---------- EXERCISE INPUT

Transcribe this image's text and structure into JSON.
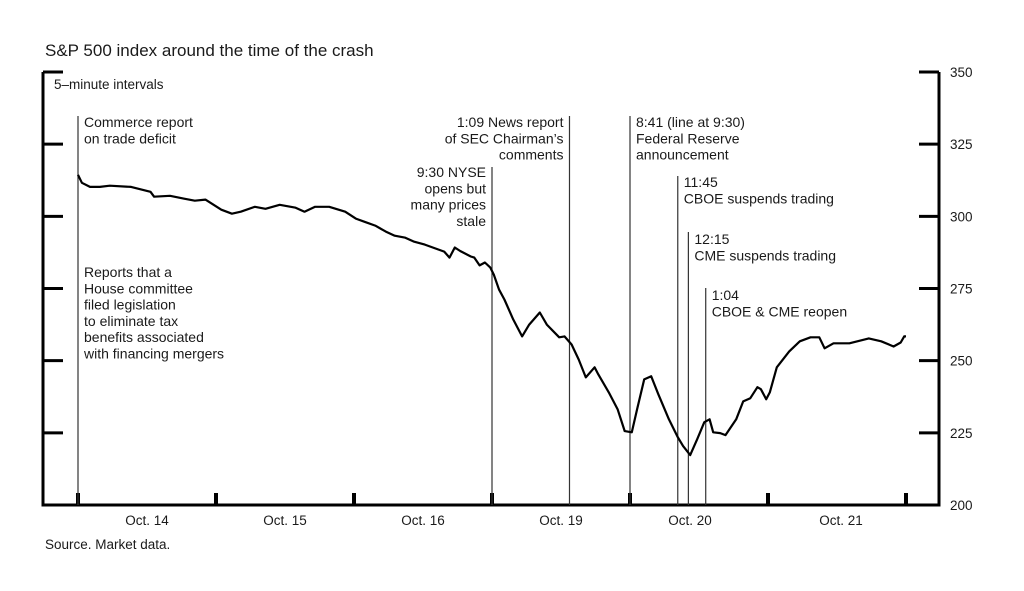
{
  "chart_data": {
    "type": "line",
    "title": "S&P 500 index around the time of the crash",
    "subtitle": "5–minute intervals",
    "source": "Source. Market data.",
    "xlabel": "",
    "ylabel": "",
    "ylim": [
      200,
      350
    ],
    "yticks": [
      200,
      225,
      250,
      275,
      300,
      325,
      350
    ],
    "y_axis_side": "right",
    "grid": false,
    "legend": "none",
    "trading_hours": [
      "9:30",
      "16:00"
    ],
    "categories": [
      "Oct. 14",
      "Oct. 15",
      "Oct. 16",
      "Oct. 19",
      "Oct. 20",
      "Oct. 21"
    ],
    "line_color": "#000000",
    "series": [
      {
        "values": [
          [
            "Oct. 14",
            "9:30",
            314.4
          ],
          [
            "Oct. 14",
            "9:41",
            311.6
          ],
          [
            "Oct. 14",
            "10:04",
            310.2
          ],
          [
            "Oct. 14",
            "10:32",
            310.2
          ],
          [
            "Oct. 14",
            "11:00",
            310.6
          ],
          [
            "Oct. 14",
            "12:00",
            310.2
          ],
          [
            "Oct. 14",
            "12:55",
            308.5
          ],
          [
            "Oct. 14",
            "13:05",
            306.8
          ],
          [
            "Oct. 14",
            "13:50",
            307.1
          ],
          [
            "Oct. 14",
            "14:30",
            306.1
          ],
          [
            "Oct. 14",
            "15:00",
            305.4
          ],
          [
            "Oct. 14",
            "15:30",
            305.8
          ],
          [
            "Oct. 15",
            "9:45",
            302.3
          ],
          [
            "Oct. 15",
            "10:15",
            300.9
          ],
          [
            "Oct. 15",
            "10:40",
            301.6
          ],
          [
            "Oct. 15",
            "11:20",
            303.3
          ],
          [
            "Oct. 15",
            "11:50",
            302.6
          ],
          [
            "Oct. 15",
            "12:30",
            304.0
          ],
          [
            "Oct. 15",
            "13:15",
            303.0
          ],
          [
            "Oct. 15",
            "13:40",
            301.6
          ],
          [
            "Oct. 15",
            "14:10",
            303.3
          ],
          [
            "Oct. 15",
            "14:50",
            303.3
          ],
          [
            "Oct. 15",
            "15:35",
            301.6
          ],
          [
            "Oct. 16",
            "9:35",
            299.2
          ],
          [
            "Oct. 16",
            "10:00",
            298.1
          ],
          [
            "Oct. 16",
            "10:30",
            296.8
          ],
          [
            "Oct. 16",
            "11:00",
            294.7
          ],
          [
            "Oct. 16",
            "11:25",
            293.3
          ],
          [
            "Oct. 16",
            "11:55",
            292.6
          ],
          [
            "Oct. 16",
            "12:20",
            291.2
          ],
          [
            "Oct. 16",
            "12:50",
            290.2
          ],
          [
            "Oct. 16",
            "13:45",
            287.8
          ],
          [
            "Oct. 16",
            "14:00",
            285.7
          ],
          [
            "Oct. 16",
            "14:15",
            289.2
          ],
          [
            "Oct. 16",
            "14:30",
            288.0
          ],
          [
            "Oct. 16",
            "15:00",
            286.1
          ],
          [
            "Oct. 16",
            "15:10",
            285.7
          ],
          [
            "Oct. 16",
            "15:25",
            283.0
          ],
          [
            "Oct. 16",
            "15:40",
            284.0
          ],
          [
            "Oct. 16",
            "15:55",
            282.3
          ],
          [
            "Oct. 19",
            "9:35",
            279.8
          ],
          [
            "Oct. 19",
            "9:50",
            274.6
          ],
          [
            "Oct. 19",
            "10:05",
            271.2
          ],
          [
            "Oct. 19",
            "10:30",
            264.3
          ],
          [
            "Oct. 19",
            "10:55",
            258.4
          ],
          [
            "Oct. 19",
            "11:15",
            262.5
          ],
          [
            "Oct. 19",
            "11:45",
            266.7
          ],
          [
            "Oct. 19",
            "12:05",
            262.5
          ],
          [
            "Oct. 19",
            "12:40",
            258.1
          ],
          [
            "Oct. 19",
            "12:55",
            258.4
          ],
          [
            "Oct. 19",
            "13:15",
            255.6
          ],
          [
            "Oct. 19",
            "13:35",
            250.4
          ],
          [
            "Oct. 19",
            "13:55",
            244.2
          ],
          [
            "Oct. 19",
            "14:20",
            247.7
          ],
          [
            "Oct. 19",
            "14:30",
            245.3
          ],
          [
            "Oct. 19",
            "15:00",
            239.0
          ],
          [
            "Oct. 19",
            "15:25",
            233.2
          ],
          [
            "Oct. 19",
            "15:45",
            225.6
          ],
          [
            "Oct. 20",
            "9:35",
            225.2
          ],
          [
            "Oct. 20",
            "9:50",
            233.2
          ],
          [
            "Oct. 20",
            "10:10",
            243.5
          ],
          [
            "Oct. 20",
            "10:30",
            244.6
          ],
          [
            "Oct. 20",
            "10:50",
            238.4
          ],
          [
            "Oct. 20",
            "11:20",
            229.7
          ],
          [
            "Oct. 20",
            "11:45",
            223.5
          ],
          [
            "Oct. 20",
            "12:00",
            220.4
          ],
          [
            "Oct. 20",
            "12:20",
            217.3
          ],
          [
            "Oct. 20",
            "12:40",
            222.8
          ],
          [
            "Oct. 20",
            "13:00",
            228.7
          ],
          [
            "Oct. 20",
            "13:15",
            229.7
          ],
          [
            "Oct. 20",
            "13:25",
            225.2
          ],
          [
            "Oct. 20",
            "13:45",
            224.9
          ],
          [
            "Oct. 20",
            "14:00",
            224.2
          ],
          [
            "Oct. 20",
            "14:30",
            229.7
          ],
          [
            "Oct. 20",
            "14:50",
            235.9
          ],
          [
            "Oct. 20",
            "15:10",
            237.0
          ],
          [
            "Oct. 20",
            "15:30",
            240.8
          ],
          [
            "Oct. 20",
            "15:40",
            240.1
          ],
          [
            "Oct. 20",
            "15:55",
            236.6
          ],
          [
            "Oct. 21",
            "9:35",
            239.0
          ],
          [
            "Oct. 21",
            "9:55",
            247.7
          ],
          [
            "Oct. 21",
            "10:30",
            253.2
          ],
          [
            "Oct. 21",
            "11:00",
            256.7
          ],
          [
            "Oct. 21",
            "11:30",
            258.1
          ],
          [
            "Oct. 21",
            "11:55",
            258.1
          ],
          [
            "Oct. 21",
            "12:10",
            254.3
          ],
          [
            "Oct. 21",
            "12:35",
            256.0
          ],
          [
            "Oct. 21",
            "13:20",
            256.0
          ],
          [
            "Oct. 21",
            "14:15",
            257.7
          ],
          [
            "Oct. 21",
            "14:50",
            256.7
          ],
          [
            "Oct. 21",
            "15:25",
            254.9
          ],
          [
            "Oct. 21",
            "15:45",
            256.3
          ],
          [
            "Oct. 21",
            "15:55",
            258.4
          ],
          [
            "Oct. 21",
            "16:00",
            258.4
          ]
        ]
      }
    ],
    "annotations": [
      {
        "day": "Oct. 14",
        "time": "9:30",
        "lines": [
          "Commerce report",
          "on trade deficit"
        ],
        "align": "left"
      },
      {
        "day": "Oct. 14",
        "time": "9:30",
        "lines": [
          "Reports that a",
          "House committee",
          "filed legislation",
          "to eliminate tax",
          "benefits associated",
          "with financing mergers"
        ],
        "align": "left"
      },
      {
        "day": "Oct. 19",
        "time": "9:30",
        "lines": [
          "9:30 NYSE",
          "opens but",
          "many prices",
          "stale"
        ],
        "align": "right"
      },
      {
        "day": "Oct. 19",
        "time": "13:09",
        "lines": [
          "1:09 News report",
          "of SEC Chairman’s",
          "comments"
        ],
        "align": "right"
      },
      {
        "day": "Oct. 20",
        "time": "9:30",
        "lines": [
          "8:41 (line at 9:30)",
          "Federal Reserve",
          "announcement"
        ],
        "align": "left"
      },
      {
        "day": "Oct. 20",
        "time": "11:45",
        "lines": [
          "11:45",
          "CBOE suspends trading"
        ],
        "align": "left"
      },
      {
        "day": "Oct. 20",
        "time": "12:15",
        "lines": [
          "12:15",
          "CME suspends trading"
        ],
        "align": "left"
      },
      {
        "day": "Oct. 20",
        "time": "13:04",
        "lines": [
          "1:04",
          "CBOE & CME reopen"
        ],
        "align": "left"
      }
    ]
  }
}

--------------------

Report each line of the material above where the word "suspends" appears.

          "CBOE suspends trading"
          "CME suspends trading"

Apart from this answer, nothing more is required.